▸ Description of the task: Your task is to copy the listing exactly, with the pictures left out.

■ ■ ■ ■ ■ ■ ■

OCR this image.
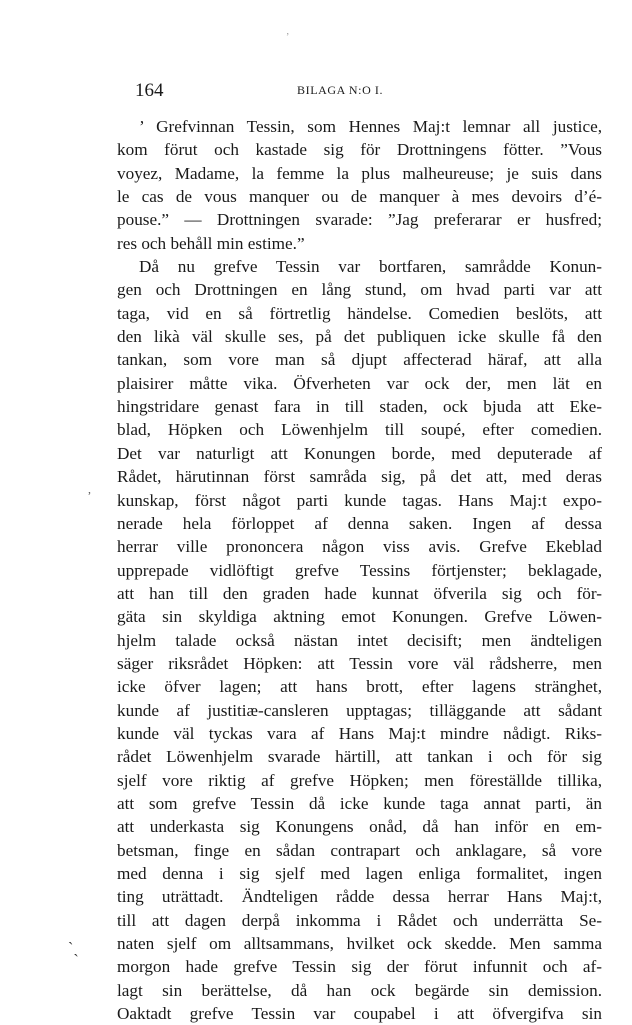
ʼ
164	BILAGA N:O I.
,
’ Grefvinnan Tessin, som Hennes Maj:t lemnar all justice,
kom förut och kastade sig för Drottningens fötter. ”Vous
voyez, Madame, la femme la plus malheureuse; je suis dans
le cas de vous manquer ou de manquer à mes devoirs d’é-
pouse.” — Drottningen svarade: ”Jag preferarar er husfred;
res och behåll min estime.”
Då nu grefve Tessin var bortfaren, samrådde Konun-
gen och Drottningen en lång stund, om hvad parti var att
taga, vid en så förtretlig händelse. Comedien beslöts, att
den likà väl skulle ses, på det publiquen icke skulle få den
tankan, som vore man så djupt affecterad häraf, att alla
plaisirer måtte vika. Öfverheten var ock der, men lät en
hingstridare genast fara in till staden, ock bjuda att Eke-
blad, Höpken och Löwenhjelm till soupé, efter comedien.
Det var naturligt att Konungen borde, med deputerade af
Rådet, härutinnan först samråda sig, på det att, med deras
kunskap, först något parti kunde tagas. Hans Maj:t expo-
nerade hela förloppet af denna saken. Ingen af dessa
herrar ville prononcera någon viss avis. Grefve Ekeblad
upprepade vidlöftigt grefve Tessins förtjenster; beklagade,
att han till den graden hade kunnat öfverila sig och för-
gäta sin skyldiga aktning emot Konungen. Grefve Löwen-
hjelm talade också nästan intet decisift; men ändteligen
säger riksrådet Höpken: att Tessin vore väl rådsherre, men
icke öfver lagen; att hans brott, efter lagens stränghet,
kunde af justitiæ-cansleren upptagas; tilläggande att sådant
kunde väl tyckas vara af Hans Maj:t mindre nådigt. Riks-
rådet Löwenhjelm svarade härtill, att tankan i och för sig
sjelf vore riktig af grefve Höpken; men föreställde tillika,
att som grefve Tessin då icke kunde taga annat parti, än
att underkasta sig Konungens onåd, då han inför en em-
betsman, finge en sådan contrapart och anklagare, så vore
med denna i sig sjelf med lagen enliga formalitet, ingen
ting uträttadt. Ändteligen rådde dessa herrar Hans Maj:t,
till att dagen derpå inkomma i Rådet och underrätta Se-
naten sjelf om alltsammans, hvilket ock skedde. Men samma
morgon hade grefve Tessin sig der förut infunnit och af-
lagt sin berättelse, då han ock begärde sin demission.
Oaktadt grefve Tessin var coupabel i att öfvergifva sin
`ˎ
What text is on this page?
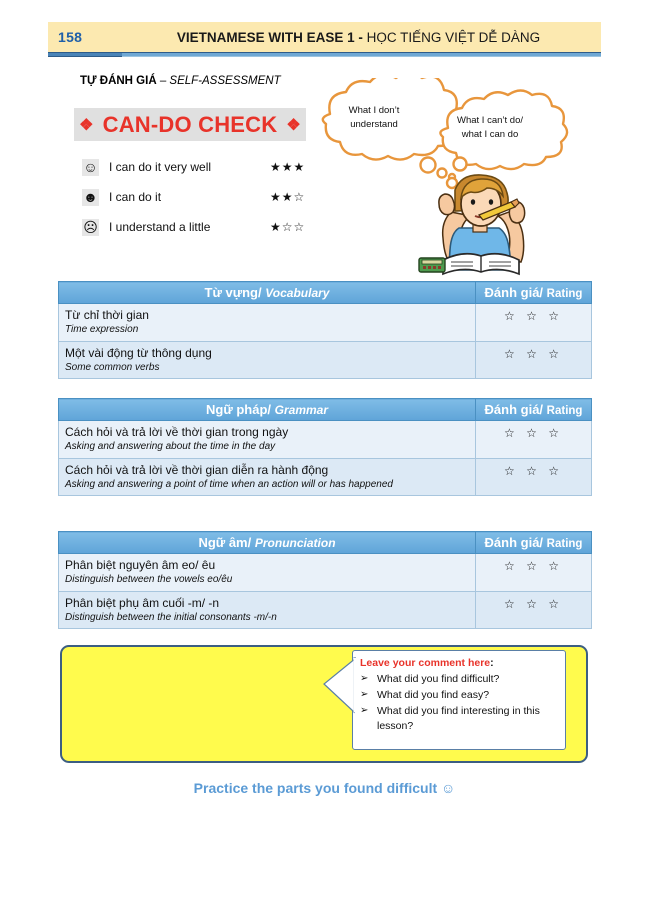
158	VIETNAMESE WITH EASE 1 - HỌC TIẾNG VIỆT DỄ DÀNG
TỰ ĐÁNH GIÁ – SELF-ASSESSMENT
❖ CAN-DO CHECK ❖
☺ I can do it very well	★★★
☻ I can do it	★★☆
☹ I understand a little	★☆☆
What I don’t
understand	What I can’t do/
what I can do
Từ vựng/ Vocabulary	Đánh giá/ Rating

Từ chỉ thời gian
Time expression	☆ ☆ ☆

Một vài động từ thông dụng
Some common verbs	☆ ☆ ☆
Ngữ pháp/ Grammar	Đánh giá/ Rating

Cách hỏi và trả lời về thời gian trong ngày
Asking and answering about the time in the day	☆ ☆ ☆

Cách hỏi và trả lời về thời gian diễn ra hành động
Asking and answering a point of time when an action will or has happened	☆ ☆ ☆
Ngữ âm/ Pronunciation	Đánh giá/ Rating

Phân biệt nguyên âm eo/ êu
Distinguish between the vowels eo/êu	☆ ☆ ☆

Phân biệt phụ âm cuối -m/ -n
Distinguish between the initial consonants -m/-n	☆ ☆ ☆
Leave your comment here:
➢ What did you find difficult?
➢ What did you find easy?
➢ What did you find interesting in this lesson?
Practice the parts you found difficult ☺
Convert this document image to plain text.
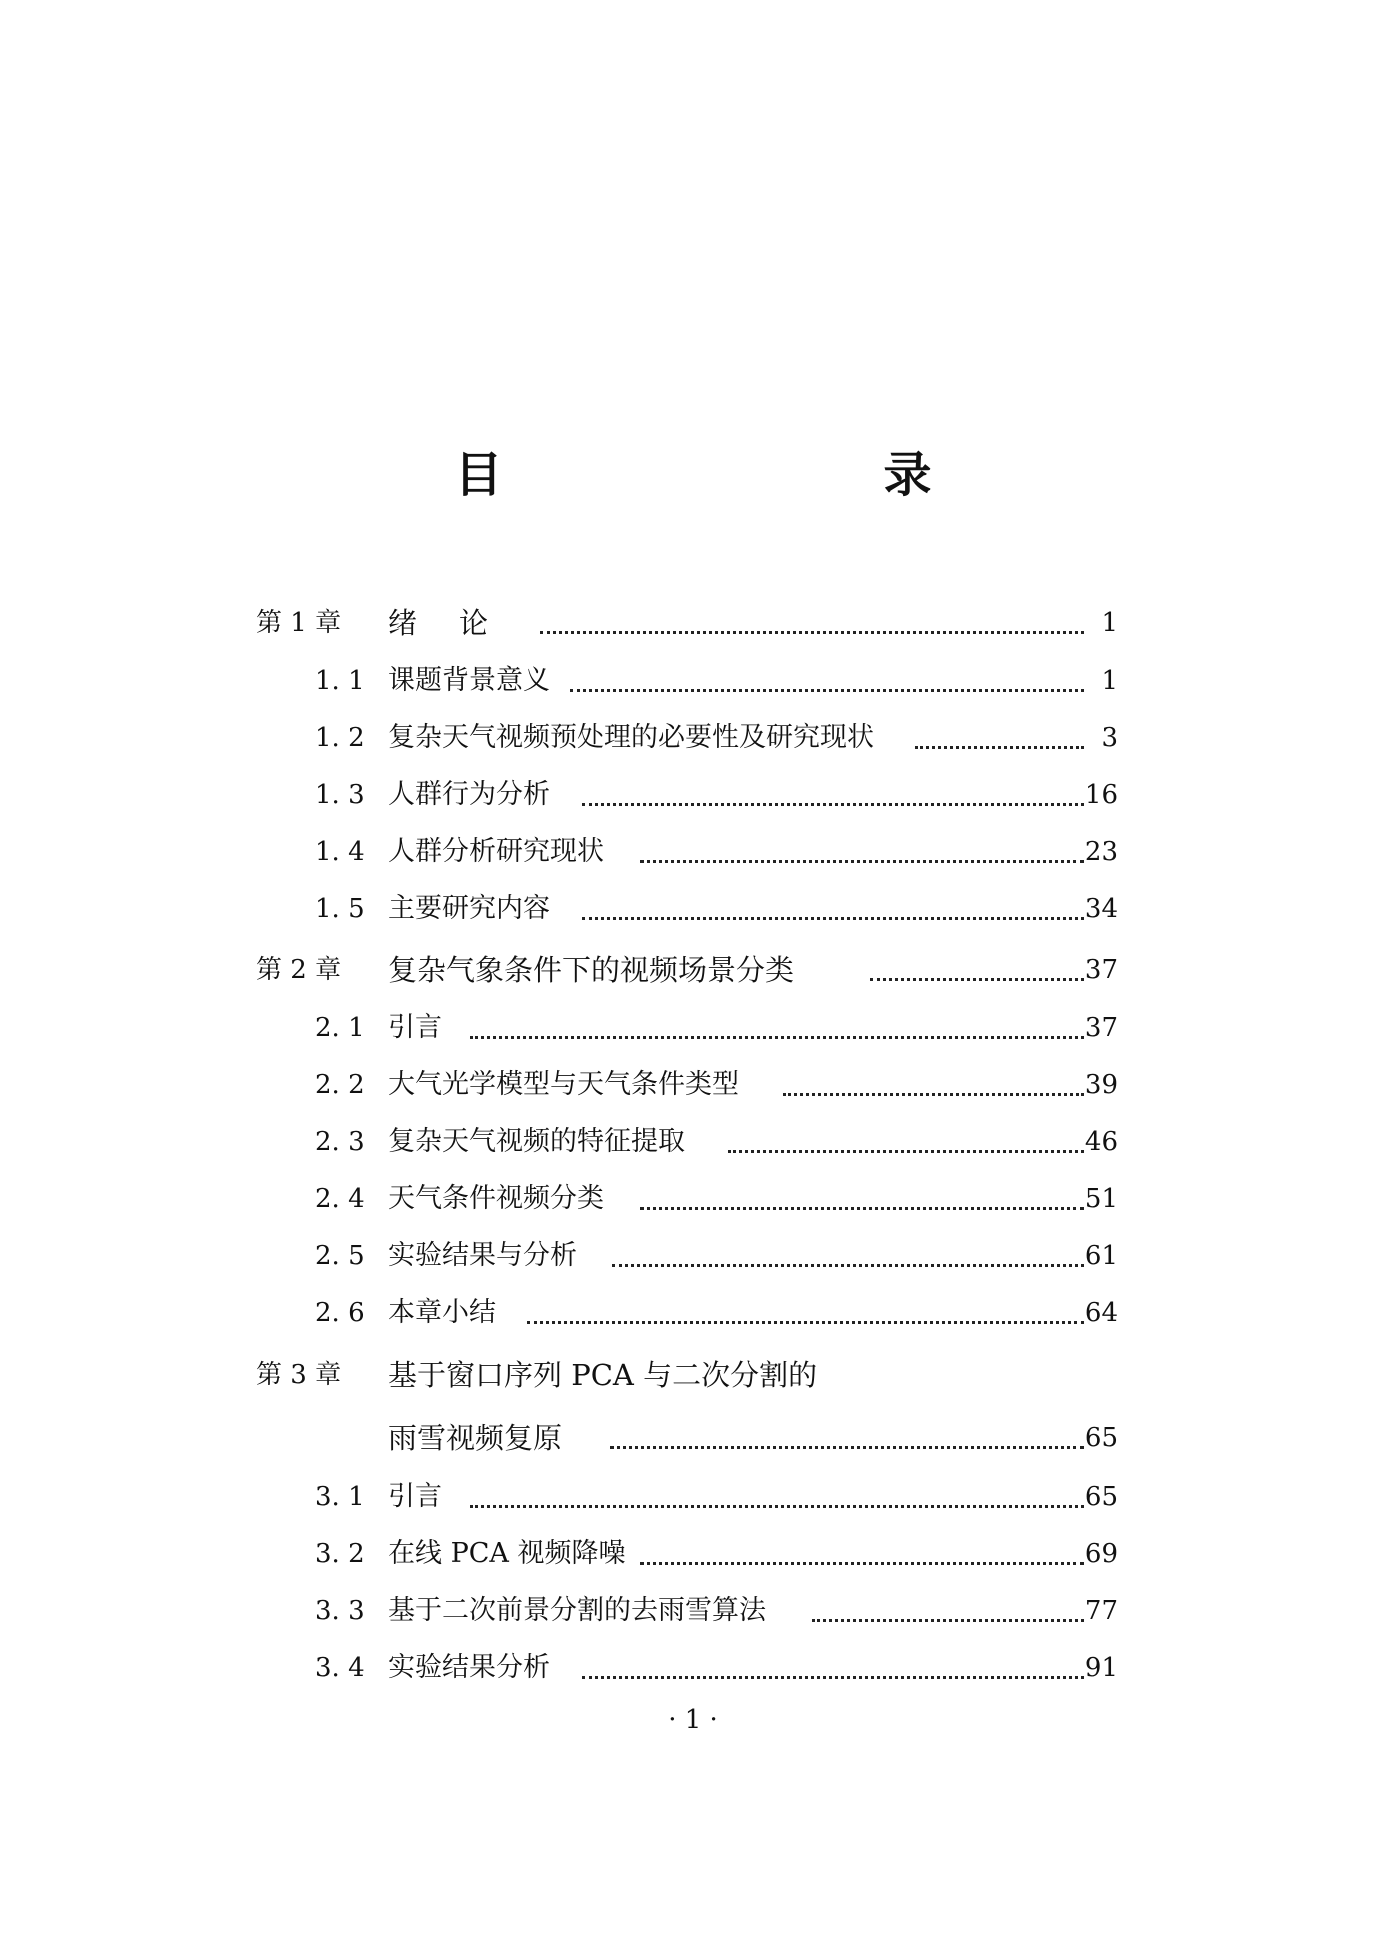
目　　录
第 1 章 绪论	1
1. 1 课题背景意义	1
1. 2 复杂天气视频预处理的必要性及研究现状	3
1. 3 人群行为分析	16
1. 4 人群分析研究现状	23
1. 5 主要研究内容	34
第 2 章 复杂气象条件下的视频场景分类	37
2. 1 引言	37
2. 2 大气光学模型与天气条件类型	39
2. 3 复杂天气视频的特征提取	46
2. 4 天气条件视频分类	51
2. 5 实验结果与分析	61
2. 6 本章小结	64
第 3 章 基于窗口序列 PCA 与二次分割的
雨雪视频复原	65
3. 1 引言	65
3. 2 在线 PCA 视频降噪	69
3. 3 基于二次前景分割的去雨雪算法	77
3. 4 实验结果分析	91
· 1 ·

■ ■ ■ ■ ■ ■ ■

▸ Written solution:
OCR this image.
ʼ
164	BILAGA N:O I.
,
’ Grefvinnan Tessin, som Hennes Maj:t lemnar all justice,
kom förut och kastade sig för Drottningens fötter. ”Vous
voyez, Madame, la femme la plus malheureuse; je suis dans
le cas de vous manquer ou de manquer à mes devoirs d’é-
pouse.” — Drottningen svarade: ”Jag preferarar er husfred;
res och behåll min estime.”
Då nu grefve Tessin var bortfaren, samrådde Konun-
gen och Drottningen en lång stund, om hvad parti var att
taga, vid en så förtretlig händelse. Comedien beslöts, att
den likà väl skulle ses, på det publiquen icke skulle få den
tankan, som vore man så djupt affecterad häraf, att alla
plaisirer måtte vika. Öfverheten var ock der, men lät en
hingstridare genast fara in till staden, ock bjuda att Eke-
blad, Höpken och Löwenhjelm till soupé, efter comedien.
Det var naturligt att Konungen borde, med deputerade af
Rådet, härutinnan först samråda sig, på det att, med deras
kunskap, först något parti kunde tagas. Hans Maj:t expo-
nerade hela förloppet af denna saken. Ingen af dessa
herrar ville prononcera någon viss avis. Grefve Ekeblad
upprepade vidlöftigt grefve Tessins förtjenster; beklagade,
att han till den graden hade kunnat öfverila sig och för-
gäta sin skyldiga aktning emot Konungen. Grefve Löwen-
hjelm talade också nästan intet decisift; men ändteligen
säger riksrådet Höpken: att Tessin vore väl rådsherre, men
icke öfver lagen; att hans brott, efter lagens stränghet,
kunde af justitiæ-cansleren upptagas; tilläggande att sådant
kunde väl tyckas vara af Hans Maj:t mindre nådigt. Riks-
rådet Löwenhjelm svarade härtill, att tankan i och för sig
sjelf vore riktig af grefve Höpken; men föreställde tillika,
att som grefve Tessin då icke kunde taga annat parti, än
att underkasta sig Konungens onåd, då han inför en em-
betsman, finge en sådan contrapart och anklagare, så vore
med denna i sig sjelf med lagen enliga formalitet, ingen
ting uträttadt. Ändteligen rådde dessa herrar Hans Maj:t,
till att dagen derpå inkomma i Rådet och underrätta Se-
naten sjelf om alltsammans, hvilket ock skedde. Men samma
morgon hade grefve Tessin sig der förut infunnit och af-
lagt sin berättelse, då han ock begärde sin demission.
Oaktadt grefve Tessin var coupabel i att öfvergifva sin
`ˎ
What text is on this page?
158	VIETNAMESE WITH EASE 1 - HỌC TIẾNG VIỆT DỄ DÀNG
TỰ ĐÁNH GIÁ – SELF-ASSESSMENT
❖ CAN-DO CHECK ❖
☺ I can do it very well	★★★
☻ I can do it	★★☆
☹ I understand a little	★☆☆
What I don’t
understand	What I can’t do/
what I can do
Từ vựng/ Vocabulary	Đánh giá/ Rating

Từ chỉ thời gian
Time expression	☆ ☆ ☆

Một vài động từ thông dụng
Some common verbs	☆ ☆ ☆
Ngữ pháp/ Grammar	Đánh giá/ Rating

Cách hỏi và trả lời về thời gian trong ngày
Asking and answering about the time in the day	☆ ☆ ☆

Cách hỏi và trả lời về thời gian diễn ra hành động
Asking and answering a point of time when an action will or has happened	☆ ☆ ☆
Ngữ âm/ Pronunciation	Đánh giá/ Rating

Phân biệt nguyên âm eo/ êu
Distinguish between the vowels eo/êu	☆ ☆ ☆

Phân biệt phụ âm cuối -m/ -n
Distinguish between the initial consonants -m/-n	☆ ☆ ☆
Leave your comment here:
➢ What did you find difficult?
➢ What did you find easy?
➢ What did you find interesting in this lesson?
Practice the parts you found difficult ☺
Convert this document image to plain text.
目　　录
第 1 章 绪论	1
1. 1 课题背景意义	1
1. 2 复杂天气视频预处理的必要性及研究现状	3
1. 3 人群行为分析	16
1. 4 人群分析研究现状	23
1. 5 主要研究内容	34
第 2 章 复杂气象条件下的视频场景分类	37
2. 1 引言	37
2. 2 大气光学模型与天气条件类型	39
2. 3 复杂天气视频的特征提取	46
2. 4 天气条件视频分类	51
2. 5 实验结果与分析	61
2. 6 本章小结	64
第 3 章 基于窗口序列 PCA 与二次分割的
雨雪视频复原	65
3. 1 引言	65
3. 2 在线 PCA 视频降噪	69
3. 3 基于二次前景分割的去雨雪算法	77
3. 4 实验结果分析	91
· 1 ·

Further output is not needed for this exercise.